◆ The problem
Give every line below again, exactly.

(Data listing)
· · · · · · ·

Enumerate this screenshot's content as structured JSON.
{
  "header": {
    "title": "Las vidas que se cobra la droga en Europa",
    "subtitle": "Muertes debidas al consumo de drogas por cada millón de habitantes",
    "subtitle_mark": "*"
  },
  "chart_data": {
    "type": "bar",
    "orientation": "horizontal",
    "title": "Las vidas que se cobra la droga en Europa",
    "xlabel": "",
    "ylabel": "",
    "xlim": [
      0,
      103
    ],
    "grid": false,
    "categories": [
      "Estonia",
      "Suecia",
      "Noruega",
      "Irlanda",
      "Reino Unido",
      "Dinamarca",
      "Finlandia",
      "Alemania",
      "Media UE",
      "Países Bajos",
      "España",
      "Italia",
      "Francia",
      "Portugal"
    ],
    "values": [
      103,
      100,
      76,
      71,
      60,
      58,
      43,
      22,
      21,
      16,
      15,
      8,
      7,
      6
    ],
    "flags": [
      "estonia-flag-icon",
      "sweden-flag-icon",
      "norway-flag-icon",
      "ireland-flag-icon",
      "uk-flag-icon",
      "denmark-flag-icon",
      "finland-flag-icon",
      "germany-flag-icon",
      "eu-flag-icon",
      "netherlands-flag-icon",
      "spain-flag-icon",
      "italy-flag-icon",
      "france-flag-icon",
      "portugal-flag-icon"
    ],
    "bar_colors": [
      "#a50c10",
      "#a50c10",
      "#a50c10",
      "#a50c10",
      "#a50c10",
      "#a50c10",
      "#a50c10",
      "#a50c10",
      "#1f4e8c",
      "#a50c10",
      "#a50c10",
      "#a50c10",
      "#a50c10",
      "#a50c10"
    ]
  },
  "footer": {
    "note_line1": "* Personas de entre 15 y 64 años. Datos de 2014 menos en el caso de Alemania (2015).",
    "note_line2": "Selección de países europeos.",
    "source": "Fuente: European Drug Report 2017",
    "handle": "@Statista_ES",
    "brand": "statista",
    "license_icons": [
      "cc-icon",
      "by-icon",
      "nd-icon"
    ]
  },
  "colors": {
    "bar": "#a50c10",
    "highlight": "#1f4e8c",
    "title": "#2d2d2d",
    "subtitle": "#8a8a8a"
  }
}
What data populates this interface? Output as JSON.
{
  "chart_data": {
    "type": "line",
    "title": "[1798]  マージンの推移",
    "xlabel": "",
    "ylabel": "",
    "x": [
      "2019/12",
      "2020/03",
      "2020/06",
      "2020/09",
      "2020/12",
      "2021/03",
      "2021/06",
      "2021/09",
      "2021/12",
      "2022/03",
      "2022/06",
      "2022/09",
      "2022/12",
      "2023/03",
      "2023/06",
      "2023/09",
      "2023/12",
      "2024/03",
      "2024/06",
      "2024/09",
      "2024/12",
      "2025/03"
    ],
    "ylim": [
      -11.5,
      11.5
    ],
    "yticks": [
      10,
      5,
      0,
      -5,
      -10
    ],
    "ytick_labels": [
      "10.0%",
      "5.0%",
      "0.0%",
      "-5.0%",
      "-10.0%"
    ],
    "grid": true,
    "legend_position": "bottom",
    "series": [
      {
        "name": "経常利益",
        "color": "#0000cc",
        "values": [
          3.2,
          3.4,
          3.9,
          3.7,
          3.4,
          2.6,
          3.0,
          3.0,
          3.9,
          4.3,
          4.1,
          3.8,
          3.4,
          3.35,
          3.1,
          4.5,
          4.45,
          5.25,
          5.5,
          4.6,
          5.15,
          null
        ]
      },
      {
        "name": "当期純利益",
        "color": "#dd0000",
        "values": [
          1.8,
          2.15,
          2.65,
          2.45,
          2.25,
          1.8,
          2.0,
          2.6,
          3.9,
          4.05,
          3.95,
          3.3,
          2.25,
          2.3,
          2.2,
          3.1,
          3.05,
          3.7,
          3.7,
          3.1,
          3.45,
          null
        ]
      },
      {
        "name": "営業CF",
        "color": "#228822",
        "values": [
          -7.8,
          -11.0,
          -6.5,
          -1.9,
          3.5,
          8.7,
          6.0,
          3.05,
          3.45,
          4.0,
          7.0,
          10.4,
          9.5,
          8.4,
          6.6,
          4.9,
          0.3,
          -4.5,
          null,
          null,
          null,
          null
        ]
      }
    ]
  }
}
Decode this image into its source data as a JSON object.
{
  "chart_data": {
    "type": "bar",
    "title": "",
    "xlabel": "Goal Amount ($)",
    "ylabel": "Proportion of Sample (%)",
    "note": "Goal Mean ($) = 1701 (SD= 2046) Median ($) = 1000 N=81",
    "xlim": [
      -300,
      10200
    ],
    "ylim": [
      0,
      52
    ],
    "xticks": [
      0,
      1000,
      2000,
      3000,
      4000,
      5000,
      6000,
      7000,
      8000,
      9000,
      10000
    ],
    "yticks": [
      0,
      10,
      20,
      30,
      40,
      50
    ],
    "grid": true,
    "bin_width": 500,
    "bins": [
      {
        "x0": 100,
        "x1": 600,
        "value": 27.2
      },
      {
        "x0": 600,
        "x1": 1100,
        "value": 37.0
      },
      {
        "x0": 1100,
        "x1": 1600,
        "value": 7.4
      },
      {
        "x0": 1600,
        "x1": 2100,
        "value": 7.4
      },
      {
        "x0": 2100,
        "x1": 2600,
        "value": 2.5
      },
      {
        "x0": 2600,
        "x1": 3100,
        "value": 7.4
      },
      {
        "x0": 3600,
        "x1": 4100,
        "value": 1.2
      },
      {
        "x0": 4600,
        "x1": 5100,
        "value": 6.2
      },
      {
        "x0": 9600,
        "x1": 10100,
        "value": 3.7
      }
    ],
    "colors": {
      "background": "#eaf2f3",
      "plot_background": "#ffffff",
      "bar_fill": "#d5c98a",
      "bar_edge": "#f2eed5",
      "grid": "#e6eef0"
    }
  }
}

· · · · · · ·

◆ The result
Enumerate this screenshot's content as structured JSON.
{
  "header": {
    "title": "Las vidas que se cobra la droga en Europa",
    "subtitle": "Muertes debidas al consumo de drogas por cada millón de habitantes",
    "subtitle_mark": "*"
  },
  "chart_data": {
    "type": "bar",
    "orientation": "horizontal",
    "title": "Las vidas que se cobra la droga en Europa",
    "xlabel": "",
    "ylabel": "",
    "xlim": [
      0,
      103
    ],
    "grid": false,
    "categories": [
      "Estonia",
      "Suecia",
      "Noruega",
      "Irlanda",
      "Reino Unido",
      "Dinamarca",
      "Finlandia",
      "Alemania",
      "Media UE",
      "Países Bajos",
      "España",
      "Italia",
      "Francia",
      "Portugal"
    ],
    "values": [
      103,
      100,
      76,
      71,
      60,
      58,
      43,
      22,
      21,
      16,
      15,
      8,
      7,
      6
    ],
    "flags": [
      "estonia-flag-icon",
      "sweden-flag-icon",
      "norway-flag-icon",
      "ireland-flag-icon",
      "uk-flag-icon",
      "denmark-flag-icon",
      "finland-flag-icon",
      "germany-flag-icon",
      "eu-flag-icon",
      "netherlands-flag-icon",
      "spain-flag-icon",
      "italy-flag-icon",
      "france-flag-icon",
      "portugal-flag-icon"
    ],
    "bar_colors": [
      "#a50c10",
      "#a50c10",
      "#a50c10",
      "#a50c10",
      "#a50c10",
      "#a50c10",
      "#a50c10",
      "#a50c10",
      "#1f4e8c",
      "#a50c10",
      "#a50c10",
      "#a50c10",
      "#a50c10",
      "#a50c10"
    ]
  },
  "footer": {
    "note_line1": "* Personas de entre 15 y 64 años. Datos de 2014 menos en el caso de Alemania (2015).",
    "note_line2": "Selección de países europeos.",
    "source": "Fuente: European Drug Report 2017",
    "handle": "@Statista_ES",
    "brand": "statista",
    "license_icons": [
      "cc-icon",
      "by-icon",
      "nd-icon"
    ]
  },
  "colors": {
    "bar": "#a50c10",
    "highlight": "#1f4e8c",
    "title": "#2d2d2d",
    "subtitle": "#8a8a8a"
  }
}
What data populates this interface? Output as JSON.
{
  "chart_data": {
    "type": "line",
    "title": "[1798]  マージンの推移",
    "xlabel": "",
    "ylabel": "",
    "x": [
      "2019/12",
      "2020/03",
      "2020/06",
      "2020/09",
      "2020/12",
      "2021/03",
      "2021/06",
      "2021/09",
      "2021/12",
      "2022/03",
      "2022/06",
      "2022/09",
      "2022/12",
      "2023/03",
      "2023/06",
      "2023/09",
      "2023/12",
      "2024/03",
      "2024/06",
      "2024/09",
      "2024/12",
      "2025/03"
    ],
    "ylim": [
      -11.5,
      11.5
    ],
    "yticks": [
      10,
      5,
      0,
      -5,
      -10
    ],
    "ytick_labels": [
      "10.0%",
      "5.0%",
      "0.0%",
      "-5.0%",
      "-10.0%"
    ],
    "grid": true,
    "legend_position": "bottom",
    "series": [
      {
        "name": "経常利益",
        "color": "#0000cc",
        "values": [
          3.2,
          3.4,
          3.9,
          3.7,
          3.4,
          2.6,
          3.0,
          3.0,
          3.9,
          4.3,
          4.1,
          3.8,
          3.4,
          3.35,
          3.1,
          4.5,
          4.45,
          5.25,
          5.5,
          4.6,
          5.15,
          null
        ]
      },
      {
        "name": "当期純利益",
        "color": "#dd0000",
        "values": [
          1.8,
          2.15,
          2.65,
          2.45,
          2.25,
          1.8,
          2.0,
          2.6,
          3.9,
          4.05,
          3.95,
          3.3,
          2.25,
          2.3,
          2.2,
          3.1,
          3.05,
          3.7,
          3.7,
          3.1,
          3.45,
          null
        ]
      },
      {
        "name": "営業CF",
        "color": "#228822",
        "values": [
          -7.8,
          -11.0,
          -6.5,
          -1.9,
          3.5,
          8.7,
          6.0,
          3.05,
          3.45,
          4.0,
          7.0,
          10.4,
          9.5,
          8.4,
          6.6,
          4.9,
          0.3,
          -4.5,
          null,
          null,
          null,
          null
        ]
      }
    ]
  }
}
Decode this image into its source data as a JSON object.
{
  "chart_data": {
    "type": "bar",
    "title": "",
    "xlabel": "Goal Amount ($)",
    "ylabel": "Proportion of Sample (%)",
    "note": "Goal Mean ($) = 1701 (SD= 2046) Median ($) = 1000 N=81",
    "xlim": [
      -300,
      10200
    ],
    "ylim": [
      0,
      52
    ],
    "xticks": [
      0,
      1000,
      2000,
      3000,
      4000,
      5000,
      6000,
      7000,
      8000,
      9000,
      10000
    ],
    "yticks": [
      0,
      10,
      20,
      30,
      40,
      50
    ],
    "grid": true,
    "bin_width": 500,
    "bins": [
      {
        "x0": 100,
        "x1": 600,
        "value": 27.2
      },
      {
        "x0": 600,
        "x1": 1100,
        "value": 37.0
      },
      {
        "x0": 1100,
        "x1": 1600,
        "value": 7.4
      },
      {
        "x0": 1600,
        "x1": 2100,
        "value": 7.4
      },
      {
        "x0": 2100,
        "x1": 2600,
        "value": 2.5
      },
      {
        "x0": 2600,
        "x1": 3100,
        "value": 7.4
      },
      {
        "x0": 3600,
        "x1": 4100,
        "value": 1.2
      },
      {
        "x0": 4600,
        "x1": 5100,
        "value": 6.2
      },
      {
        "x0": 9600,
        "x1": 10100,
        "value": 3.7
      }
    ],
    "colors": {
      "background": "#eaf2f3",
      "plot_background": "#ffffff",
      "bar_fill": "#d5c98a",
      "bar_edge": "#f2eed5",
      "grid": "#e6eef0"
    }
  }
}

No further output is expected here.